What needs to be done:
Transcribe everything in the data word for word. Pictures are left out.
====== Dataset
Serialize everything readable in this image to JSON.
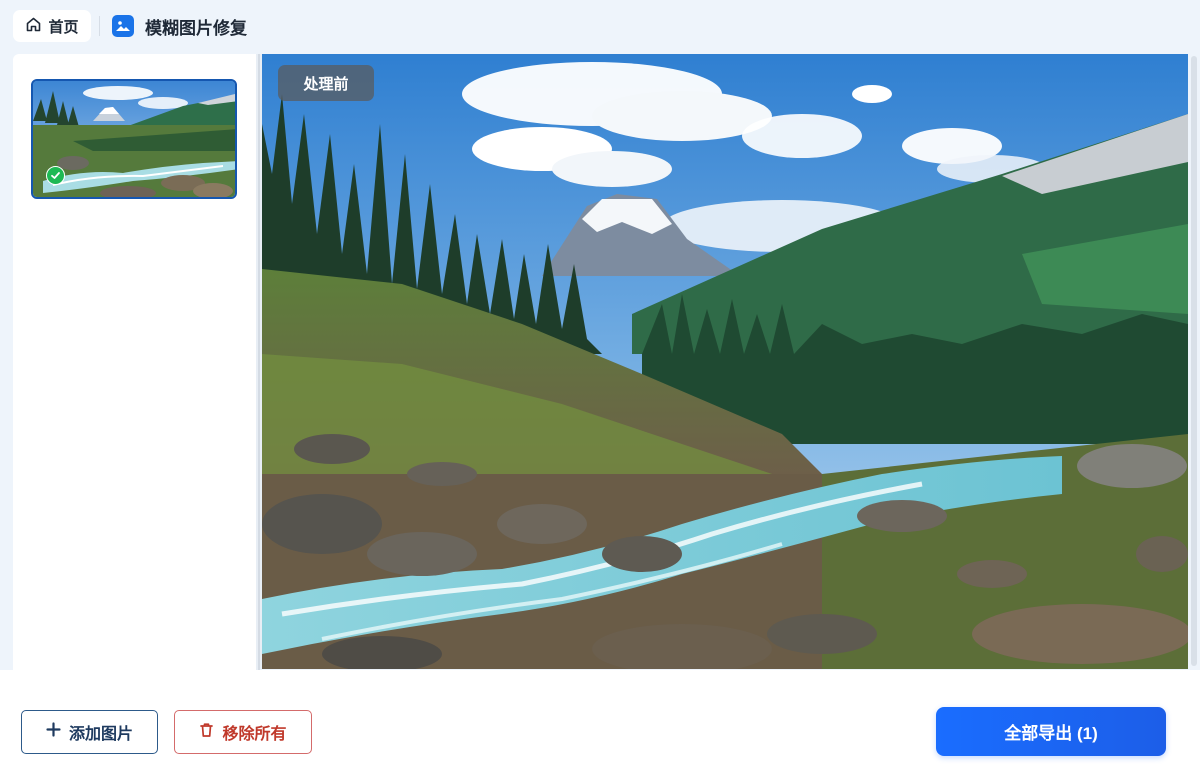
{
  "header": {
    "home_label": "首页",
    "app_title": "模糊图片修复"
  },
  "sidebar": {
    "thumbnails": [
      {
        "selected": true,
        "status": "done"
      }
    ]
  },
  "preview": {
    "badge_label": "处理前"
  },
  "actions": {
    "add_label": "添加图片",
    "remove_label": "移除所有",
    "export_label": "全部导出 (1)"
  },
  "colors": {
    "accent": "#1a6dff",
    "danger": "#c0392b",
    "success": "#1db954",
    "background": "#eef4fb"
  },
  "icons": [
    "home-icon",
    "image-icon",
    "check-icon",
    "plus-icon",
    "trash-icon"
  ]
}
============
Problem solution:
Serialize everything readable in this image to JSON.
{
  "header": {
    "home_label": "首页",
    "app_title": "模糊图片修复"
  },
  "sidebar": {
    "thumbnails": [
      {
        "selected": true,
        "status": "done"
      }
    ]
  },
  "preview": {
    "badge_label": "处理前"
  },
  "actions": {
    "add_label": "添加图片",
    "remove_label": "移除所有",
    "export_label": "全部导出 (1)"
  },
  "colors": {
    "accent": "#1a6dff",
    "danger": "#c0392b",
    "success": "#1db954",
    "background": "#eef4fb"
  },
  "icons": [
    "home-icon",
    "image-icon",
    "check-icon",
    "plus-icon",
    "trash-icon"
  ]
}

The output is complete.